▶ **PROMPT**
Each entry below should be echoed exactly, with pictures omitted.

▶ **TASK INPUTS**
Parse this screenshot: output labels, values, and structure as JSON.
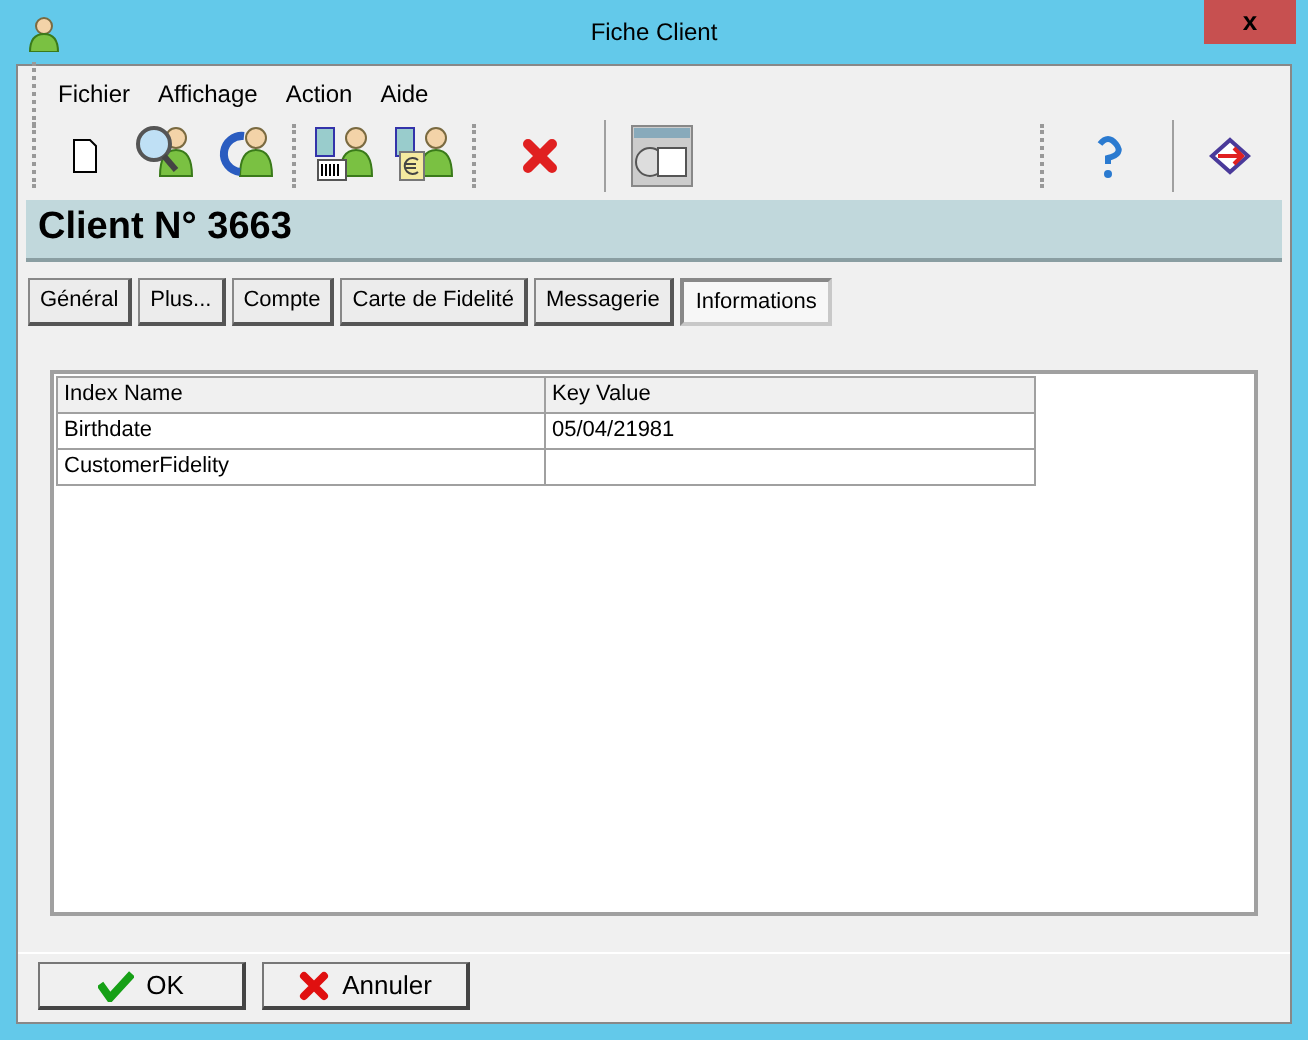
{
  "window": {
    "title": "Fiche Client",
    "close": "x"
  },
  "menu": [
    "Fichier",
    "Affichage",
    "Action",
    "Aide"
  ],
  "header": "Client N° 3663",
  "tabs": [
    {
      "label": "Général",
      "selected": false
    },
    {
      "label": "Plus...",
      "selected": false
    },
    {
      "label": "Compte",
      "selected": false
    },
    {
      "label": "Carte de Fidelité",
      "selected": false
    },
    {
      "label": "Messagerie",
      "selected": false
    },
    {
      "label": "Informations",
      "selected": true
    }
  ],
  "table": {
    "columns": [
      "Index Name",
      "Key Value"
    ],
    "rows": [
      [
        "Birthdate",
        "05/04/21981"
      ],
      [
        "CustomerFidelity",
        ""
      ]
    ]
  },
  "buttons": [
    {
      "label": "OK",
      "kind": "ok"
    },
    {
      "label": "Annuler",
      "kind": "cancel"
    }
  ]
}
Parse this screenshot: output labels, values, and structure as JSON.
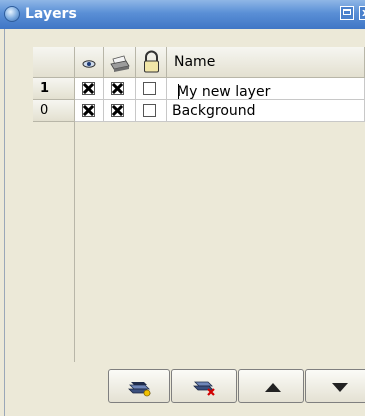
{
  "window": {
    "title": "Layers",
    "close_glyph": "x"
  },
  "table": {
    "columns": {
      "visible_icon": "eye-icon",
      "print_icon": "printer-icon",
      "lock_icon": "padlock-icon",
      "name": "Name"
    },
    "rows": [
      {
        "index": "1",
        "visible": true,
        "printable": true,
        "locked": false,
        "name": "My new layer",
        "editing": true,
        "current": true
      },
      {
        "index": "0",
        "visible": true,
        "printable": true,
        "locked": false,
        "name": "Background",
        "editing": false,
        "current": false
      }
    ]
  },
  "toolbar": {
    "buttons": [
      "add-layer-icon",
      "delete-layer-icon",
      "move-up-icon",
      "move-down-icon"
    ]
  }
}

▶ **SOLUTION TO THIS EXERCISE**
Parse this screenshot: output labels, values, and structure as JSON.
{
  "window": {
    "title": "Fiche Client",
    "close": "x"
  },
  "menu": [
    "Fichier",
    "Affichage",
    "Action",
    "Aide"
  ],
  "header": "Client N° 3663",
  "tabs": [
    {
      "label": "Général",
      "selected": false
    },
    {
      "label": "Plus...",
      "selected": false
    },
    {
      "label": "Compte",
      "selected": false
    },
    {
      "label": "Carte de Fidelité",
      "selected": false
    },
    {
      "label": "Messagerie",
      "selected": false
    },
    {
      "label": "Informations",
      "selected": true
    }
  ],
  "table": {
    "columns": [
      "Index Name",
      "Key Value"
    ],
    "rows": [
      [
        "Birthdate",
        "05/04/21981"
      ],
      [
        "CustomerFidelity",
        ""
      ]
    ]
  },
  "buttons": [
    {
      "label": "OK",
      "kind": "ok"
    },
    {
      "label": "Annuler",
      "kind": "cancel"
    }
  ]
}
Parse this screenshot: output labels, values, and structure as JSON.
{
  "window": {
    "title": "Layers",
    "close_glyph": "x"
  },
  "table": {
    "columns": {
      "visible_icon": "eye-icon",
      "print_icon": "printer-icon",
      "lock_icon": "padlock-icon",
      "name": "Name"
    },
    "rows": [
      {
        "index": "1",
        "visible": true,
        "printable": true,
        "locked": false,
        "name": "My new layer",
        "editing": true,
        "current": true
      },
      {
        "index": "0",
        "visible": true,
        "printable": true,
        "locked": false,
        "name": "Background",
        "editing": false,
        "current": false
      }
    ]
  },
  "toolbar": {
    "buttons": [
      "add-layer-icon",
      "delete-layer-icon",
      "move-up-icon",
      "move-down-icon"
    ]
  }
}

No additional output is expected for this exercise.